| WRITTEN INSTRUCTION |
Where a line in the listing contains the string "теста", copy that line out.
>> Begin DATA ENTRIES
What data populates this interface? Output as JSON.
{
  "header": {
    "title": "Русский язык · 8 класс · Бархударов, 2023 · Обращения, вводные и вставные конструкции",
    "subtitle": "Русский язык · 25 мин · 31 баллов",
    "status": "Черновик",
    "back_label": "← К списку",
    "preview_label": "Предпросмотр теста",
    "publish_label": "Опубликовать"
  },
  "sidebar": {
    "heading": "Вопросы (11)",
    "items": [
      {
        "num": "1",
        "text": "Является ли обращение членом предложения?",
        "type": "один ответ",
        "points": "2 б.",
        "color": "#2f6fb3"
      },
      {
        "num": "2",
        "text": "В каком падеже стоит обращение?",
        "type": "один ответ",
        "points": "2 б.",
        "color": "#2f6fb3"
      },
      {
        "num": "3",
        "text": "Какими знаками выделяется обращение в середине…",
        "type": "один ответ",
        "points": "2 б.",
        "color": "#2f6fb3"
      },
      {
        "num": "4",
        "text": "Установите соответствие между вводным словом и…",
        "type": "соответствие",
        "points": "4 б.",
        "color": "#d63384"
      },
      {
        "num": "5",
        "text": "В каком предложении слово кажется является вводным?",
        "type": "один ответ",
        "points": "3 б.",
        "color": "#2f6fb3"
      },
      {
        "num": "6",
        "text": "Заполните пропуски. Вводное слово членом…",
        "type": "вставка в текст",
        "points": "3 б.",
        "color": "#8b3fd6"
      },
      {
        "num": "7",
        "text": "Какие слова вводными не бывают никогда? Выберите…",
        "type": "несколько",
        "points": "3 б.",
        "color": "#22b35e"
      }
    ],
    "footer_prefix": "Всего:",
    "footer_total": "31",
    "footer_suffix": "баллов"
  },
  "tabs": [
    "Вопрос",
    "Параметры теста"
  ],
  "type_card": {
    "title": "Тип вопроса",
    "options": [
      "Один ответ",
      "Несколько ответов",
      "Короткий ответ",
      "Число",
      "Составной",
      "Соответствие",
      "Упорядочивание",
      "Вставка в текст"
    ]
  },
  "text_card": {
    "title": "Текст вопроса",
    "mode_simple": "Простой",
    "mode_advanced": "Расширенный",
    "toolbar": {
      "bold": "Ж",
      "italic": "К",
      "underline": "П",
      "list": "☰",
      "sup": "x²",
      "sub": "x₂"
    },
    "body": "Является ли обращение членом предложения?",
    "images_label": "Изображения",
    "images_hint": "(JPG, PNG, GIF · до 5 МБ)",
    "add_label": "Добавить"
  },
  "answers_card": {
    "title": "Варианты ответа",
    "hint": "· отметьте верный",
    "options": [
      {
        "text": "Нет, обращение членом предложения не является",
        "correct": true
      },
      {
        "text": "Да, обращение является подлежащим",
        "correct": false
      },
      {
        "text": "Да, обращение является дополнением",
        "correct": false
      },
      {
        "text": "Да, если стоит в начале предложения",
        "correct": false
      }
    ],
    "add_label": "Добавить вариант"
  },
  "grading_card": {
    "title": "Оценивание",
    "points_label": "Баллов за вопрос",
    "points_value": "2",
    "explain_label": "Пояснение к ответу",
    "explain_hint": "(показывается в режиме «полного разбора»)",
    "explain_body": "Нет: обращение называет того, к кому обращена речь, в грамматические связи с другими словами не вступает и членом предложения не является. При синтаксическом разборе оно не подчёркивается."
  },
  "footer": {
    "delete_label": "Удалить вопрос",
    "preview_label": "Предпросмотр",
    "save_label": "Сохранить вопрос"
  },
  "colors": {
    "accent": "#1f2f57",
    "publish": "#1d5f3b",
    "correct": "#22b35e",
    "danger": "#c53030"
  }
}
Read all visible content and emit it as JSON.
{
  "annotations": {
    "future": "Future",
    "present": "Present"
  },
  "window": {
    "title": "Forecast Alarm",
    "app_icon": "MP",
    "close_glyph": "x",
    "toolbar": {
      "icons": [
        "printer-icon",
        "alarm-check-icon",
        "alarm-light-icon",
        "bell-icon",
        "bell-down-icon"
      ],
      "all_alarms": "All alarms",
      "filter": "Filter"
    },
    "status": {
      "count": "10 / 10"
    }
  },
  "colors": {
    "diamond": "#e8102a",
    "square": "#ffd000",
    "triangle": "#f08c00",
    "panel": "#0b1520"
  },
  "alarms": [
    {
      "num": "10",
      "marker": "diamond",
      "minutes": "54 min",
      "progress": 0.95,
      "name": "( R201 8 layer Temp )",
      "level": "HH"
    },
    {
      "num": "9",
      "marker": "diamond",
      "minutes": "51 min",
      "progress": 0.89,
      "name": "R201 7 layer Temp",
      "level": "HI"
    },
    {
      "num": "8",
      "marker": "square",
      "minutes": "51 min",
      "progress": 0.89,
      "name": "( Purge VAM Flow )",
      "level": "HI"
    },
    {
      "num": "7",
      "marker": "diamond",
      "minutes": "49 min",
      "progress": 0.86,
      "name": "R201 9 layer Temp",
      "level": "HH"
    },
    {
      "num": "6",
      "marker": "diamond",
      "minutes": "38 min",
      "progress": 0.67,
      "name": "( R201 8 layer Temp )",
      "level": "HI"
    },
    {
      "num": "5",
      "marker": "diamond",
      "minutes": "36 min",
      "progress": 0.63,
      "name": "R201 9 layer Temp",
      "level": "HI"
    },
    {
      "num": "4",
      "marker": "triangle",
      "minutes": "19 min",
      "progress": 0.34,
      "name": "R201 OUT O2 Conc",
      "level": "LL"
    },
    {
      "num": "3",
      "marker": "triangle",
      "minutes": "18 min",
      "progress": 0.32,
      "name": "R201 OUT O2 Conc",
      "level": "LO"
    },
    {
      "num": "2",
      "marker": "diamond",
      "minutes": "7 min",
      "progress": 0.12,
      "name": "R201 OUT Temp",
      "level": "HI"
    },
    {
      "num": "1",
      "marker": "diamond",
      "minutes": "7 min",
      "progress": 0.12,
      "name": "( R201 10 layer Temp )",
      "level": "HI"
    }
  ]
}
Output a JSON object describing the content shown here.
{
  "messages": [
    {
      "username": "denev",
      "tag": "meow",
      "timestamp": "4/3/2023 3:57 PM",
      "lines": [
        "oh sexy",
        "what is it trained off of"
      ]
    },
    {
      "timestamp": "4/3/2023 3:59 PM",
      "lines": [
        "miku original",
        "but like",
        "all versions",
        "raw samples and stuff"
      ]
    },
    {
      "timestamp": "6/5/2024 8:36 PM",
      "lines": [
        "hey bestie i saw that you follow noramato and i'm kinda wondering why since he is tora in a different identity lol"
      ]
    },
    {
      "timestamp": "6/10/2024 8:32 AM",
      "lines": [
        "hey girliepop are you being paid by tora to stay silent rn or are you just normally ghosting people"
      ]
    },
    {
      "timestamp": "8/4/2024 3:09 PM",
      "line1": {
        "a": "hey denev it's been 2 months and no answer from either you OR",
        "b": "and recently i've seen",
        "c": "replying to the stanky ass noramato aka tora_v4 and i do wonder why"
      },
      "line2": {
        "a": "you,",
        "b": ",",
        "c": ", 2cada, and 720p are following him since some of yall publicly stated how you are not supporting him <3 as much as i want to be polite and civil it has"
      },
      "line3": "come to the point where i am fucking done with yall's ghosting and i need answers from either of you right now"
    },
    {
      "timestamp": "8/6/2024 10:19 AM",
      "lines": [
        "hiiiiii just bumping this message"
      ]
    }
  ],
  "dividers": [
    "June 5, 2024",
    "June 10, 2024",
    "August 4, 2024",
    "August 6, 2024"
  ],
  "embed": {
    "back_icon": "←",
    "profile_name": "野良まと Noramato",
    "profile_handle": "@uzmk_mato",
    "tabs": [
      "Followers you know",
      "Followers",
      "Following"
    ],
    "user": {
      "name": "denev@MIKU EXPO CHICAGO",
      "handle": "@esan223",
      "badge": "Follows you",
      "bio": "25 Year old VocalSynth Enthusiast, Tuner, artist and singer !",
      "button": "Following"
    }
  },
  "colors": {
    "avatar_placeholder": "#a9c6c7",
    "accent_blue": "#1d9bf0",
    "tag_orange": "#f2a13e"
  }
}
>> End DATA ENTRIES
| ANSWER TO THIS PROBLEM |
    "preview_label": "Предпросмотр теста",
    "Параметры теста"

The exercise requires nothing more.